Work to do: Can you reproduce the data beneath, keeping every line exact?

[Stored entries]
◆ ◆ ◆

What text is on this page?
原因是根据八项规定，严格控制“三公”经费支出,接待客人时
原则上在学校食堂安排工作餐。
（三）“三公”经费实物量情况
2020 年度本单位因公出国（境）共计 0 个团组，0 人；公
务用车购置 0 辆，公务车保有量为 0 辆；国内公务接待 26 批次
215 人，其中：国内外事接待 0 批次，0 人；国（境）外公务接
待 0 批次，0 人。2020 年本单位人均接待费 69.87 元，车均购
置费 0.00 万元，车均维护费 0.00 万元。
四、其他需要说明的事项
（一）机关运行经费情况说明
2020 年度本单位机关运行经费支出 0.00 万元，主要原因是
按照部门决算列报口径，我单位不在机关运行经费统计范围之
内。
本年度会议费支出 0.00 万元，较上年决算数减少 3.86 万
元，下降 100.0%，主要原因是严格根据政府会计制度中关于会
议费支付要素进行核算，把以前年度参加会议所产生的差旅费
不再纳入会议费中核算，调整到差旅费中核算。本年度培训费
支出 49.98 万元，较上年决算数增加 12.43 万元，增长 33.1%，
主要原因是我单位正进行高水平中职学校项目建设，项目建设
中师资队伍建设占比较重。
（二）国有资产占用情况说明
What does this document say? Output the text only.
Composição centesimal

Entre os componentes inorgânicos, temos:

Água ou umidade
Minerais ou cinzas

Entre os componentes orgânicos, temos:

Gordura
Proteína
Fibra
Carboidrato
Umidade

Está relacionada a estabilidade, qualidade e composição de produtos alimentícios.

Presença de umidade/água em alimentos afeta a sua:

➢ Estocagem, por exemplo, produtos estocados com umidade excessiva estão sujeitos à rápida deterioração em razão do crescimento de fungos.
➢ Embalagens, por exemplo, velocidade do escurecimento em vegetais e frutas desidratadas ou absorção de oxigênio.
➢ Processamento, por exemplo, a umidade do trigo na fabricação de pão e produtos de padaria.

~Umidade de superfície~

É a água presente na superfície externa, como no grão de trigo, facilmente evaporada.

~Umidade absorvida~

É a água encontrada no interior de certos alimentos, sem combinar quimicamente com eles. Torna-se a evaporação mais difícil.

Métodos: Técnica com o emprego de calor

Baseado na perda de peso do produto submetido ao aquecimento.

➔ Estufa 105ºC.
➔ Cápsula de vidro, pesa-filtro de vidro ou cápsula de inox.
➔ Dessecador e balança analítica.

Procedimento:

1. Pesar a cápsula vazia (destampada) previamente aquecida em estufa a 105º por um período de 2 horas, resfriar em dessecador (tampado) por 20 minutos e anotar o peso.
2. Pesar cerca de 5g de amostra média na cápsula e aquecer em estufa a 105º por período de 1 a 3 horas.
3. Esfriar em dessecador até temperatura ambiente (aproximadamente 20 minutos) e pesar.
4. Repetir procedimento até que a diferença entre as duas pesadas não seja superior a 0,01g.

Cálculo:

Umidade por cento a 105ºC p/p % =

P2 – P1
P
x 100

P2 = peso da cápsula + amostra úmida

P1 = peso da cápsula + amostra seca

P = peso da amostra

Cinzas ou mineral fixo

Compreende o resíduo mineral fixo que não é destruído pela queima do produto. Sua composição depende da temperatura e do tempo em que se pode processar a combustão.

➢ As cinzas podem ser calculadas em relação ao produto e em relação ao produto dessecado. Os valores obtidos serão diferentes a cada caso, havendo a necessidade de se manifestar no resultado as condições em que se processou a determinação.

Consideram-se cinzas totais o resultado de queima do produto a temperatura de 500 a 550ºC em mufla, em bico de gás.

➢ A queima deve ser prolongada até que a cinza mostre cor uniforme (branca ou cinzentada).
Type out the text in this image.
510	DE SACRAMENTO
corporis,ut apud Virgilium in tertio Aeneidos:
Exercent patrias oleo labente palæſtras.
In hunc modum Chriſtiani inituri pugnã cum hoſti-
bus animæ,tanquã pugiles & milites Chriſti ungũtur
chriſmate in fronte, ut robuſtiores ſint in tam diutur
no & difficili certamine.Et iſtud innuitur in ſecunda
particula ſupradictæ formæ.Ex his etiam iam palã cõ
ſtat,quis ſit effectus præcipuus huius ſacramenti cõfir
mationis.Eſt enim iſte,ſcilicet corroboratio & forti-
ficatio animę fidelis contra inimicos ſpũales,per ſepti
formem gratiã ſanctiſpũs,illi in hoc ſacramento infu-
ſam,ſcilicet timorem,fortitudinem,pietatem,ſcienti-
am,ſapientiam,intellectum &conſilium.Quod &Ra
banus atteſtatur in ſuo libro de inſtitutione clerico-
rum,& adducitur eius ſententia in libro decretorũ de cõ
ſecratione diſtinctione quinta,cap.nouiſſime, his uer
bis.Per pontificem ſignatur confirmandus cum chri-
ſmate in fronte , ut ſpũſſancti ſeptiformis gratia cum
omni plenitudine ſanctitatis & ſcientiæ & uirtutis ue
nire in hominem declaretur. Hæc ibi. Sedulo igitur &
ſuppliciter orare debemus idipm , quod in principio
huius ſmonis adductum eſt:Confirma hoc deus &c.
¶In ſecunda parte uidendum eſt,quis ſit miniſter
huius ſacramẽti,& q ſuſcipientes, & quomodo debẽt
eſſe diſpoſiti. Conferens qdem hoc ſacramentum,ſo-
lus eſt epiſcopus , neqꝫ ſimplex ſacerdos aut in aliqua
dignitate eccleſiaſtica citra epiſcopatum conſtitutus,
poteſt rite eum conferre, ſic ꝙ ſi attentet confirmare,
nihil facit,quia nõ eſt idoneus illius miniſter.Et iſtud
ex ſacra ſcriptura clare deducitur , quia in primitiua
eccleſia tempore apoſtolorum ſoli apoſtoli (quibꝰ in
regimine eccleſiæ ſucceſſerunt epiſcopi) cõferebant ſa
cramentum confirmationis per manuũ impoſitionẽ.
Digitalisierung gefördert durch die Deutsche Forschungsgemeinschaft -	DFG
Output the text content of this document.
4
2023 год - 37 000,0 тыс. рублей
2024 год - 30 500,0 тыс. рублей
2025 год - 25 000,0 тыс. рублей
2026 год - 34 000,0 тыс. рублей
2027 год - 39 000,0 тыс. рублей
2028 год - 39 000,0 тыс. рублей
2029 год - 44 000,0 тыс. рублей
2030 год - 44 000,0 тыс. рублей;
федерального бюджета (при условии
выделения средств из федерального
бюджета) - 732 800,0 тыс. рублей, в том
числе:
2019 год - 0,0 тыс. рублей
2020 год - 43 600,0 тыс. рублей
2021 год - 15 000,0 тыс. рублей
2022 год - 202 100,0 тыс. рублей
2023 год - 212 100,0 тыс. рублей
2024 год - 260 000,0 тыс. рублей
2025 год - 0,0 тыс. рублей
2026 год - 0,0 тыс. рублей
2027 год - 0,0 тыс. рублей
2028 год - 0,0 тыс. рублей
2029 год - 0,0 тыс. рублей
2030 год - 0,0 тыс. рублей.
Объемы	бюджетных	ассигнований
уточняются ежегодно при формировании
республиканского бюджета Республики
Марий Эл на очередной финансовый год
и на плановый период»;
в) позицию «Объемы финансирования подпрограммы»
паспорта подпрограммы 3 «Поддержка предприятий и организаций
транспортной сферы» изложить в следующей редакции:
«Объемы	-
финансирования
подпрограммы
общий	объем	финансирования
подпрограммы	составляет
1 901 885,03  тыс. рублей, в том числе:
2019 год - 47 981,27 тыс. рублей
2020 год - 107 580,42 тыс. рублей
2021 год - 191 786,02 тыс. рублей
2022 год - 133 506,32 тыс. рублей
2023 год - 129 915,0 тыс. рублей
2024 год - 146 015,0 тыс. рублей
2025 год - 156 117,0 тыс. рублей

◆ ◆ ◆

Solved problem:
What text is on this page?
原因是根据八项规定，严格控制“三公”经费支出,接待客人时
原则上在学校食堂安排工作餐。
（三）“三公”经费实物量情况
2020 年度本单位因公出国（境）共计 0 个团组，0 人；公
务用车购置 0 辆，公务车保有量为 0 辆；国内公务接待 26 批次
215 人，其中：国内外事接待 0 批次，0 人；国（境）外公务接
待 0 批次，0 人。2020 年本单位人均接待费 69.87 元，车均购
置费 0.00 万元，车均维护费 0.00 万元。
四、其他需要说明的事项
（一）机关运行经费情况说明
2020 年度本单位机关运行经费支出 0.00 万元，主要原因是
按照部门决算列报口径，我单位不在机关运行经费统计范围之
内。
本年度会议费支出 0.00 万元，较上年决算数减少 3.86 万
元，下降 100.0%，主要原因是严格根据政府会计制度中关于会
议费支付要素进行核算，把以前年度参加会议所产生的差旅费
不再纳入会议费中核算，调整到差旅费中核算。本年度培训费
支出 49.98 万元，较上年决算数增加 12.43 万元，增长 33.1%，
主要原因是我单位正进行高水平中职学校项目建设，项目建设
中师资队伍建设占比较重。
（二）国有资产占用情况说明
What does this document say? Output the text only.
Composição centesimal

Entre os componentes inorgânicos, temos:

Água ou umidade
Minerais ou cinzas

Entre os componentes orgânicos, temos:

Gordura
Proteína
Fibra
Carboidrato
Umidade

Está relacionada a estabilidade, qualidade e composição de produtos alimentícios.

Presença de umidade/água em alimentos afeta a sua:

➢ Estocagem, por exemplo, produtos estocados com umidade excessiva estão sujeitos à rápida deterioração em razão do crescimento de fungos.
➢ Embalagens, por exemplo, velocidade do escurecimento em vegetais e frutas desidratadas ou absorção de oxigênio.
➢ Processamento, por exemplo, a umidade do trigo na fabricação de pão e produtos de padaria.

~Umidade de superfície~

É a água presente na superfície externa, como no grão de trigo, facilmente evaporada.

~Umidade absorvida~

É a água encontrada no interior de certos alimentos, sem combinar quimicamente com eles. Torna-se a evaporação mais difícil.

Métodos: Técnica com o emprego de calor

Baseado na perda de peso do produto submetido ao aquecimento.

➔ Estufa 105ºC.
➔ Cápsula de vidro, pesa-filtro de vidro ou cápsula de inox.
➔ Dessecador e balança analítica.

Procedimento:

1. Pesar a cápsula vazia (destampada) previamente aquecida em estufa a 105º por um período de 2 horas, resfriar em dessecador (tampado) por 20 minutos e anotar o peso.
2. Pesar cerca de 5g de amostra média na cápsula e aquecer em estufa a 105º por período de 1 a 3 horas.
3. Esfriar em dessecador até temperatura ambiente (aproximadamente 20 minutos) e pesar.
4. Repetir procedimento até que a diferença entre as duas pesadas não seja superior a 0,01g.

Cálculo:

Umidade por cento a 105ºC p/p % =

P2 – P1
P
x 100

P2 = peso da cápsula + amostra úmida

P1 = peso da cápsula + amostra seca

P = peso da amostra

Cinzas ou mineral fixo

Compreende o resíduo mineral fixo que não é destruído pela queima do produto. Sua composição depende da temperatura e do tempo em que se pode processar a combustão.

➢ As cinzas podem ser calculadas em relação ao produto e em relação ao produto dessecado. Os valores obtidos serão diferentes a cada caso, havendo a necessidade de se manifestar no resultado as condições em que se processou a determinação.

Consideram-se cinzas totais o resultado de queima do produto a temperatura de 500 a 550ºC em mufla, em bico de gás.

➢ A queima deve ser prolongada até que a cinza mostre cor uniforme (branca ou cinzentada).
Type out the text in this image.
510	DE SACRAMENTO
corporis,ut apud Virgilium in tertio Aeneidos:
Exercent patrias oleo labente palæſtras.
In hunc modum Chriſtiani inituri pugnã cum hoſti-
bus animæ,tanquã pugiles & milites Chriſti ungũtur
chriſmate in fronte, ut robuſtiores ſint in tam diutur
no & difficili certamine.Et iſtud innuitur in ſecunda
particula ſupradictæ formæ.Ex his etiam iam palã cõ
ſtat,quis ſit effectus præcipuus huius ſacramenti cõfir
mationis.Eſt enim iſte,ſcilicet corroboratio & forti-
ficatio animę fidelis contra inimicos ſpũales,per ſepti
formem gratiã ſanctiſpũs,illi in hoc ſacramento infu-
ſam,ſcilicet timorem,fortitudinem,pietatem,ſcienti-
am,ſapientiam,intellectum &conſilium.Quod &Ra
banus atteſtatur in ſuo libro de inſtitutione clerico-
rum,& adducitur eius ſententia in libro decretorũ de cõ
ſecratione diſtinctione quinta,cap.nouiſſime, his uer
bis.Per pontificem ſignatur confirmandus cum chri-
ſmate in fronte , ut ſpũſſancti ſeptiformis gratia cum
omni plenitudine ſanctitatis & ſcientiæ & uirtutis ue
nire in hominem declaretur. Hæc ibi. Sedulo igitur &
ſuppliciter orare debemus idipm , quod in principio
huius ſmonis adductum eſt:Confirma hoc deus &c.
¶In ſecunda parte uidendum eſt,quis ſit miniſter
huius ſacramẽti,& q ſuſcipientes, & quomodo debẽt
eſſe diſpoſiti. Conferens qdem hoc ſacramentum,ſo-
lus eſt epiſcopus , neqꝫ ſimplex ſacerdos aut in aliqua
dignitate eccleſiaſtica citra epiſcopatum conſtitutus,
poteſt rite eum conferre, ſic ꝙ ſi attentet confirmare,
nihil facit,quia nõ eſt idoneus illius miniſter.Et iſtud
ex ſacra ſcriptura clare deducitur , quia in primitiua
eccleſia tempore apoſtolorum ſoli apoſtoli (quibꝰ in
regimine eccleſiæ ſucceſſerunt epiſcopi) cõferebant ſa
cramentum confirmationis per manuũ impoſitionẽ.
Digitalisierung gefördert durch die Deutsche Forschungsgemeinschaft -	DFG
Output the text content of this document.
4
2023 год - 37 000,0 тыс. рублей
2024 год - 30 500,0 тыс. рублей
2025 год - 25 000,0 тыс. рублей
2026 год - 34 000,0 тыс. рублей
2027 год - 39 000,0 тыс. рублей
2028 год - 39 000,0 тыс. рублей
2029 год - 44 000,0 тыс. рублей
2030 год - 44 000,0 тыс. рублей;
федерального бюджета (при условии
выделения средств из федерального
бюджета) - 732 800,0 тыс. рублей, в том
числе:
2019 год - 0,0 тыс. рублей
2020 год - 43 600,0 тыс. рублей
2021 год - 15 000,0 тыс. рублей
2022 год - 202 100,0 тыс. рублей
2023 год - 212 100,0 тыс. рублей
2024 год - 260 000,0 тыс. рублей
2025 год - 0,0 тыс. рублей
2026 год - 0,0 тыс. рублей
2027 год - 0,0 тыс. рублей
2028 год - 0,0 тыс. рублей
2029 год - 0,0 тыс. рублей
2030 год - 0,0 тыс. рублей.
Объемы	бюджетных	ассигнований
уточняются ежегодно при формировании
республиканского бюджета Республики
Марий Эл на очередной финансовый год
и на плановый период»;
в) позицию «Объемы финансирования подпрограммы»
паспорта подпрограммы 3 «Поддержка предприятий и организаций
транспортной сферы» изложить в следующей редакции:
«Объемы	-
финансирования
подпрограммы
общий	объем	финансирования
подпрограммы	составляет
1 901 885,03  тыс. рублей, в том числе:
2019 год - 47 981,27 тыс. рублей
2020 год - 107 580,42 тыс. рублей
2021 год - 191 786,02 тыс. рублей
2022 год - 133 506,32 тыс. рублей
2023 год - 129 915,0 тыс. рублей
2024 год - 146 015,0 тыс. рублей
2025 год - 156 117,0 тыс. рублей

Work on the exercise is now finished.